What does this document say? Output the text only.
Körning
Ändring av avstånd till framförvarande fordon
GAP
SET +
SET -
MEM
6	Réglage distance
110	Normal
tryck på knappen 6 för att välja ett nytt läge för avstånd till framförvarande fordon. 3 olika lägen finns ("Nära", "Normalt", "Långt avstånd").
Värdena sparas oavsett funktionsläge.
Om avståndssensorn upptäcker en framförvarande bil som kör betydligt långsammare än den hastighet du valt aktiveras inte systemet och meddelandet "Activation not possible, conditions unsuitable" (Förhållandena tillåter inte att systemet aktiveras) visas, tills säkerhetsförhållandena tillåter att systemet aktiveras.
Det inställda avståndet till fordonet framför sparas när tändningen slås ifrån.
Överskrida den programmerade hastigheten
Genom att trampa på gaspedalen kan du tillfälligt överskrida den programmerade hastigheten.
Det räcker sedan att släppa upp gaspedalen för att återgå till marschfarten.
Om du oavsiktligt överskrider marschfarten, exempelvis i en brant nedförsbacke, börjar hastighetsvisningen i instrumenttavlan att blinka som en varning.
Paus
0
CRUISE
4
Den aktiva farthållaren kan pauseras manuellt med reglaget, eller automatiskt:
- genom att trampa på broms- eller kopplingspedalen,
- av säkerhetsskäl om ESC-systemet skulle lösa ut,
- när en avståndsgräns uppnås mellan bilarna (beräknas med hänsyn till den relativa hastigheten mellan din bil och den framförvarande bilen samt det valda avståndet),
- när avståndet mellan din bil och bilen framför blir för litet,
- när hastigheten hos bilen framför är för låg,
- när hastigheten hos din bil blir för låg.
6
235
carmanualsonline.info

━━━

TASK TO CARRY OUT: Scan the listing above, and wherever a line holds the string "trampa", copy that line.

EXERCISE ANSWER:
Genom att trampa på gaspedalen kan du tillfälligt överskrida den programmerade hastigheten.
- genom att trampa på broms- eller kopplingspedalen,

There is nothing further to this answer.